**Excerpt to read:**
- Theatrical release poster
- Directed by: R. G. Springsteen
- Screenplay by: Steve Fisher
- Story by: Andrew Craddock Steve Fisher
- Produced by: A. C. Lyles
- Starring: Howard Keel Joan Caulfield Broderick Crawford Scott Brady Wendell Corey Richard Arlen Tom Drake
- Cinematography: W. Wallace Kelley
- Edited by: John F. Schreyer
- Music by: Jimmie Haskell
- Production company: A.C. Lyles Productions
- Distributed by: Paramount Pictures
- Release date: January 1, 1967;
- Running time: 82 minutes
- Country: United States
- Language: English

= Red Tomahawk =

1967 film by R. G. Springsteen

Red Tomahawk is a 1967 American Western film directed by R. G. Springsteen and written by Steve Fisher. The film stars Howard Keel, Joan Caulfield, Broderick Crawford, Scott Brady, Wendell Corey, Richard Arlen and Tom Drake. The film was released on January 1, 1967, by Paramount Pictures.

**Information provided:**
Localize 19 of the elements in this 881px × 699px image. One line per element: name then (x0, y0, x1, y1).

**To be done:**
a) Write out the part of the Red Tomahawk page starting with "1967 film by" and going on through "by Paramount Pictures.".
b) According to the Red Tomahawk page, who did the music for the film?
c) Using the Red Tomahawk page, say whether each statement agrees with it, and quote the words that decide it: (i) Paramount Pictures distributed the film. (ii) The film runs 95 minutes. (iii) Andrew Craddock wrote the screenplay.

**Solution list:**
a)
1967 film by R. G. Springsteen

Red Tomahawk is a 1967 American Western film directed by R. G. Springsteen and written by Steve Fisher. The film stars Howard Keel, Joan Caulfield, Broderick Crawford, Scott Brady, Wendell Corey, Richard Arlen and Tom Drake. The film was released on January 1, 1967, by Paramount Pictures.

b) Jimmie Haskell

c)
(i) Yes: "Distributed by: Paramount Pictures"
(ii) No: "Running time: 82 minutes"
(iii) No: "Screenplay by: Steve Fisher"